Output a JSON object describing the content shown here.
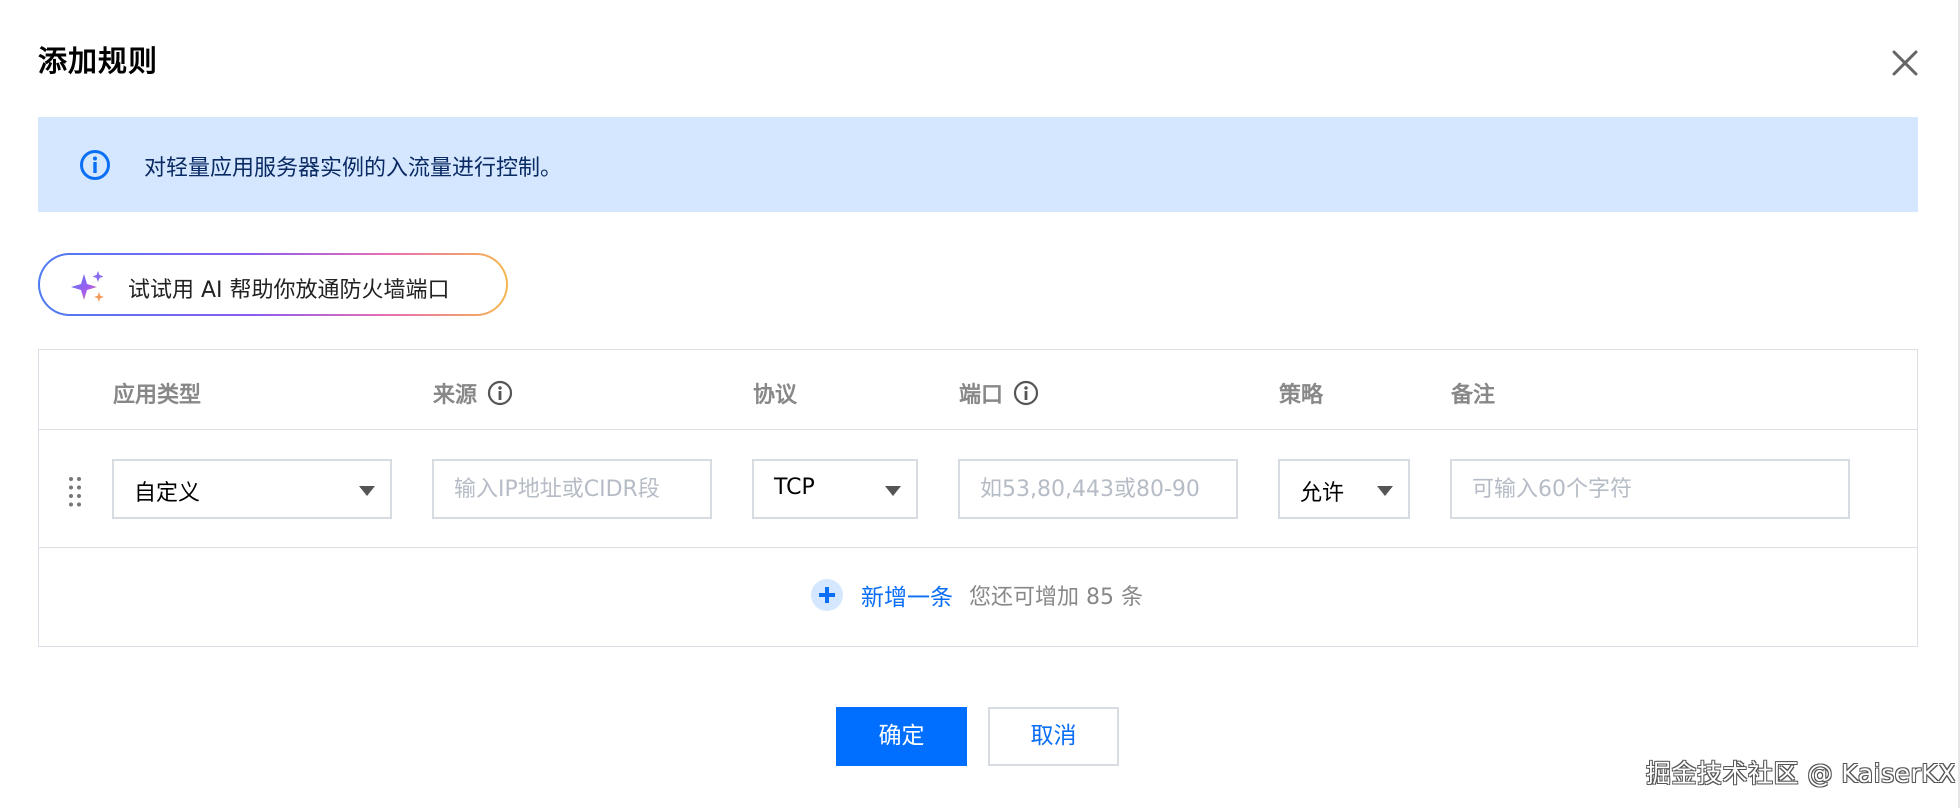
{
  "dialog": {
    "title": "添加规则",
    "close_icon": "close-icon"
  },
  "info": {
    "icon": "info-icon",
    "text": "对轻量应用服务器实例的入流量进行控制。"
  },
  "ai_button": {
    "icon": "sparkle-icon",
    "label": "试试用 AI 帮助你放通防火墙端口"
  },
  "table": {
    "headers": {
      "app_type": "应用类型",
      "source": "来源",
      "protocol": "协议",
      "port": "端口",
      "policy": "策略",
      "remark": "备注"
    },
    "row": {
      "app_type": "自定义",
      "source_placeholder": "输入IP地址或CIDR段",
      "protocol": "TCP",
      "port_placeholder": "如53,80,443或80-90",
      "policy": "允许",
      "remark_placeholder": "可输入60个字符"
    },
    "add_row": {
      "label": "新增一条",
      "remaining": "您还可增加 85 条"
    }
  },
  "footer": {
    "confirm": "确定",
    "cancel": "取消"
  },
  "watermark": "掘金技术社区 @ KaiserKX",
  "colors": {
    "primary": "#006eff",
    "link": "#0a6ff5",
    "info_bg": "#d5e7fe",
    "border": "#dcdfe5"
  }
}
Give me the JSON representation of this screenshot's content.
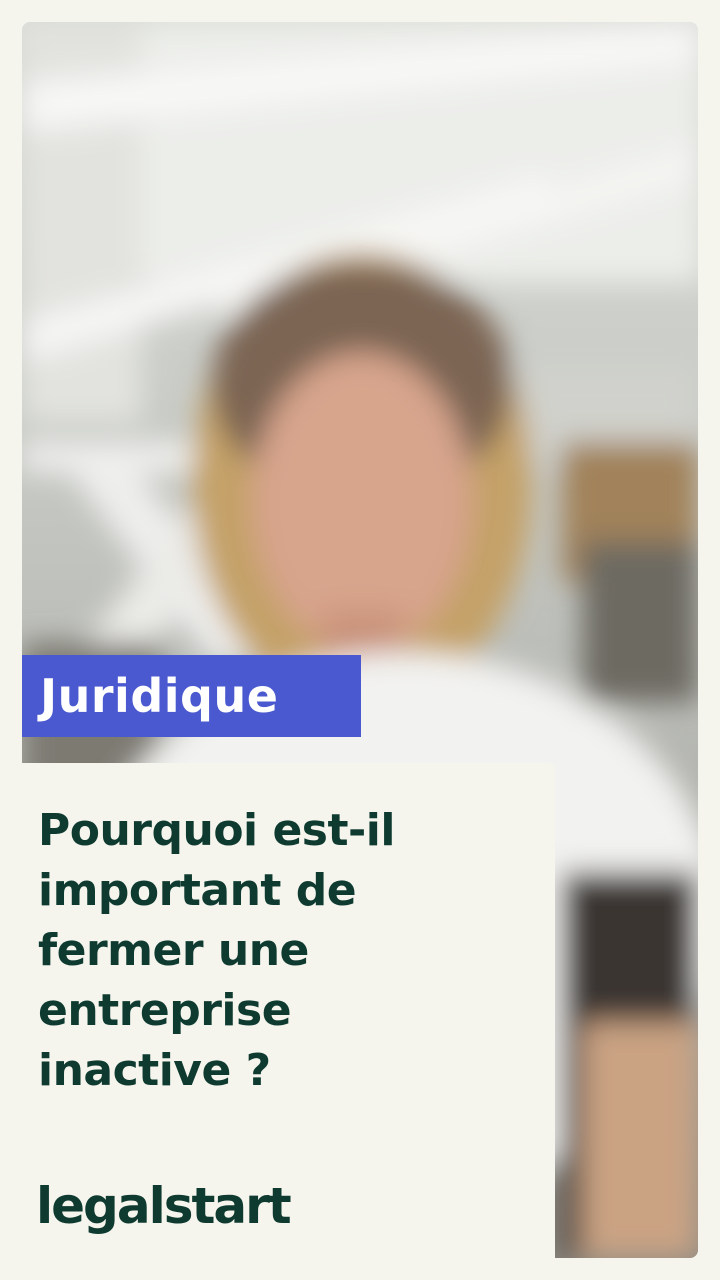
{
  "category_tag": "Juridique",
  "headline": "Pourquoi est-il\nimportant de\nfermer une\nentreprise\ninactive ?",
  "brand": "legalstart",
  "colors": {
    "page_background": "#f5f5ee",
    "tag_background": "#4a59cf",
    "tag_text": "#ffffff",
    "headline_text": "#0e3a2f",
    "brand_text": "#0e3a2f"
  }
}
#####
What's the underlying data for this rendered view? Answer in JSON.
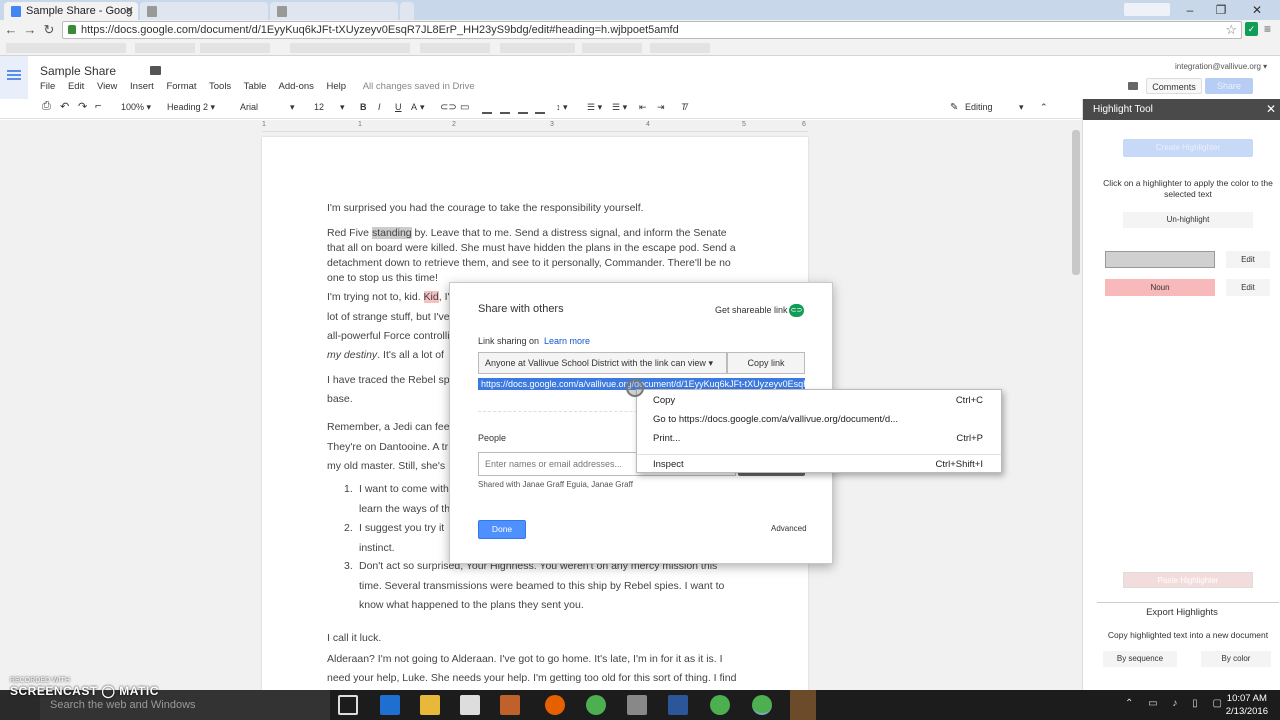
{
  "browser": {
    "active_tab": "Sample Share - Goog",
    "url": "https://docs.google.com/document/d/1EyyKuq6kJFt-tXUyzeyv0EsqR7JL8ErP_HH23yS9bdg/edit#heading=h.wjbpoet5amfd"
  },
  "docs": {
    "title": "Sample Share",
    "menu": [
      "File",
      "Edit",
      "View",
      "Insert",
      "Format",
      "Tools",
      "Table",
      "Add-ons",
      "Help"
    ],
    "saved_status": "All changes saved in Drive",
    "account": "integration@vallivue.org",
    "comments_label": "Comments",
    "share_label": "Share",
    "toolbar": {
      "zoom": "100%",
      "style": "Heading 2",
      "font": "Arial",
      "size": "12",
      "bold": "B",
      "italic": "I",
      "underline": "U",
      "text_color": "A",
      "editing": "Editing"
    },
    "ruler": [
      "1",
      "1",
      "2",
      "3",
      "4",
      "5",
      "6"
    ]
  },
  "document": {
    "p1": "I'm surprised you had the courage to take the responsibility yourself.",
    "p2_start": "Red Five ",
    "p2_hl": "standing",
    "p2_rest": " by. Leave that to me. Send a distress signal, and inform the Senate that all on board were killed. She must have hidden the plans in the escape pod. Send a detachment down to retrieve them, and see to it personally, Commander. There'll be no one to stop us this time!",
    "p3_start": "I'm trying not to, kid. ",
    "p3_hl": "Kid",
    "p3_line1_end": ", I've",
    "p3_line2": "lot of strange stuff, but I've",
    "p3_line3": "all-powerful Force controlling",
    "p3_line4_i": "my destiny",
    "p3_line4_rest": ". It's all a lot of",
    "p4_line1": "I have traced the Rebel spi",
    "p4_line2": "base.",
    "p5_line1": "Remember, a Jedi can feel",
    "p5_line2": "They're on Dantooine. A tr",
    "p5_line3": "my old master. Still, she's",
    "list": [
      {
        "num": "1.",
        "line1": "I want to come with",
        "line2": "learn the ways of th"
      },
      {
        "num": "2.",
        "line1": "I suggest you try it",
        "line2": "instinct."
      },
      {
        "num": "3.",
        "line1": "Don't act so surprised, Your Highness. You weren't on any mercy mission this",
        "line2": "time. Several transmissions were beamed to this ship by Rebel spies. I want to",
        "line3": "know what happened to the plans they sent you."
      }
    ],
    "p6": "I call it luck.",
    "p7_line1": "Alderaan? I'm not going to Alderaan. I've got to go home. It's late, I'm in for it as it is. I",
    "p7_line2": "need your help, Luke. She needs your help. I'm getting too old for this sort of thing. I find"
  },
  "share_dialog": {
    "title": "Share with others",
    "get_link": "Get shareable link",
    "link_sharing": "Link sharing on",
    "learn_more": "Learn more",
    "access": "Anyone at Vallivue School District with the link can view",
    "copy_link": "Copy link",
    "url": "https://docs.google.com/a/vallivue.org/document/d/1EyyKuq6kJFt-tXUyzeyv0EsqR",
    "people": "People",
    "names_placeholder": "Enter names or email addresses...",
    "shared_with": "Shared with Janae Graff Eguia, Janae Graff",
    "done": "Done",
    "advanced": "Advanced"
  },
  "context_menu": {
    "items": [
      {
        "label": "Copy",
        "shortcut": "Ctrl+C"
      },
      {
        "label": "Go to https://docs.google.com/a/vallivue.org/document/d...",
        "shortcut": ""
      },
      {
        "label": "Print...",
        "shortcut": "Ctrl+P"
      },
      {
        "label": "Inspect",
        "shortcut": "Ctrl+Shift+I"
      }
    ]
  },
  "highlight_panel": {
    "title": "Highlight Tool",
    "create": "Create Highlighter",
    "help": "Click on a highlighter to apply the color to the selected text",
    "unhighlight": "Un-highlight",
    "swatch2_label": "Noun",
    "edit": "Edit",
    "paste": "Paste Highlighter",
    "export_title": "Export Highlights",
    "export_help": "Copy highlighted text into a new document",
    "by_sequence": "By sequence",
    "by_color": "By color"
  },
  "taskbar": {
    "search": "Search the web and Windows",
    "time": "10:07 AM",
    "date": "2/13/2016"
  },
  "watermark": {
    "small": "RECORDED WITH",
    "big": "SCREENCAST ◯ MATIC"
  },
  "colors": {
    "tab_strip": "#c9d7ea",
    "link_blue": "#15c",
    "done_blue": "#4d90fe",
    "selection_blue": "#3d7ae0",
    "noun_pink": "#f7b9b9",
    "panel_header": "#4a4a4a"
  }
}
#####
What the task asks —
Looking at the data above, how many lines hold the word "Copy"? Respond with the number alone.

Result below —
3